## Available data
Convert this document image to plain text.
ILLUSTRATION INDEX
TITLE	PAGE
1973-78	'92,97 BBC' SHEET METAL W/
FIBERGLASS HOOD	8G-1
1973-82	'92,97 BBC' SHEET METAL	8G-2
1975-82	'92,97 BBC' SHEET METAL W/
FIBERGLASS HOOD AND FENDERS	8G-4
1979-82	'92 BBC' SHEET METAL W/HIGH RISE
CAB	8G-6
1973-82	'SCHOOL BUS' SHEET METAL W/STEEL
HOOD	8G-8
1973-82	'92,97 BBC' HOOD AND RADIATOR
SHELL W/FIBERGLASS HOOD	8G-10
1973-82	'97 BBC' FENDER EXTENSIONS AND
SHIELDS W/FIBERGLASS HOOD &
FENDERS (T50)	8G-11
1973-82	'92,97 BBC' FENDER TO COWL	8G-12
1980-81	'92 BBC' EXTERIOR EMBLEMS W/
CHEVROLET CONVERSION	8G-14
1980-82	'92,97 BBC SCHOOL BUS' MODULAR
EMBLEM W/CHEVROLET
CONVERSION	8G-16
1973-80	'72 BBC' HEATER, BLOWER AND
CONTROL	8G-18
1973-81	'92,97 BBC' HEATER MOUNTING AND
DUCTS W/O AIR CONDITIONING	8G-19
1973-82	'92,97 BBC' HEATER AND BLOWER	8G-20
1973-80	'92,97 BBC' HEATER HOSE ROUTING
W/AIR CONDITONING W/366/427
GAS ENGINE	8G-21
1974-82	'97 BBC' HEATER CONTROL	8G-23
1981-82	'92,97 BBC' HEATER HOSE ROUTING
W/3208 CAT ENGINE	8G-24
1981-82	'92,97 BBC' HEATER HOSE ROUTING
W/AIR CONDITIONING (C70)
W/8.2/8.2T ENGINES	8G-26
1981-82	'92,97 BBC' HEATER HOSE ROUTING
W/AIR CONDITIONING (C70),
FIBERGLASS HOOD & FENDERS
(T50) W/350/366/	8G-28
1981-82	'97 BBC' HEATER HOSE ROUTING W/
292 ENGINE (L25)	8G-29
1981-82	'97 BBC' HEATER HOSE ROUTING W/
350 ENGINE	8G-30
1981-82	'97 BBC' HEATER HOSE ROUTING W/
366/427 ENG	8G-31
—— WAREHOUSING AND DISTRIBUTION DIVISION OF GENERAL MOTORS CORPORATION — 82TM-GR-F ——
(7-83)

## Exercise goal
Restate all of the entries exactly, please.

## In response
Convert this document image to plain text.
ILLUSTRATION INDEX
TITLE	PAGE
1973-78	'92,97 BBC' SHEET METAL W/
FIBERGLASS HOOD	8G-1
1973-82	'92,97 BBC' SHEET METAL	8G-2
1975-82	'92,97 BBC' SHEET METAL W/
FIBERGLASS HOOD AND FENDERS	8G-4
1979-82	'92 BBC' SHEET METAL W/HIGH RISE
CAB	8G-6
1973-82	'SCHOOL BUS' SHEET METAL W/STEEL
HOOD	8G-8
1973-82	'92,97 BBC' HOOD AND RADIATOR
SHELL W/FIBERGLASS HOOD	8G-10
1973-82	'97 BBC' FENDER EXTENSIONS AND
SHIELDS W/FIBERGLASS HOOD &
FENDERS (T50)	8G-11
1973-82	'92,97 BBC' FENDER TO COWL	8G-12
1980-81	'92 BBC' EXTERIOR EMBLEMS W/
CHEVROLET CONVERSION	8G-14
1980-82	'92,97 BBC SCHOOL BUS' MODULAR
EMBLEM W/CHEVROLET
CONVERSION	8G-16
1973-80	'72 BBC' HEATER, BLOWER AND
CONTROL	8G-18
1973-81	'92,97 BBC' HEATER MOUNTING AND
DUCTS W/O AIR CONDITIONING	8G-19
1973-82	'92,97 BBC' HEATER AND BLOWER	8G-20
1973-80	'92,97 BBC' HEATER HOSE ROUTING
W/AIR CONDITONING W/366/427
GAS ENGINE	8G-21
1974-82	'97 BBC' HEATER CONTROL	8G-23
1981-82	'92,97 BBC' HEATER HOSE ROUTING
W/3208 CAT ENGINE	8G-24
1981-82	'92,97 BBC' HEATER HOSE ROUTING
W/AIR CONDITIONING (C70)
W/8.2/8.2T ENGINES	8G-26
1981-82	'92,97 BBC' HEATER HOSE ROUTING
W/AIR CONDITIONING (C70),
FIBERGLASS HOOD & FENDERS
(T50) W/350/366/	8G-28
1981-82	'97 BBC' HEATER HOSE ROUTING W/
292 ENGINE (L25)	8G-29
1981-82	'97 BBC' HEATER HOSE ROUTING W/
350 ENGINE	8G-30
1981-82	'97 BBC' HEATER HOSE ROUTING W/
366/427 ENG	8G-31
—— WAREHOUSING AND DISTRIBUTION DIVISION OF GENERAL MOTORS CORPORATION — 82TM-GR-F ——
(7-83)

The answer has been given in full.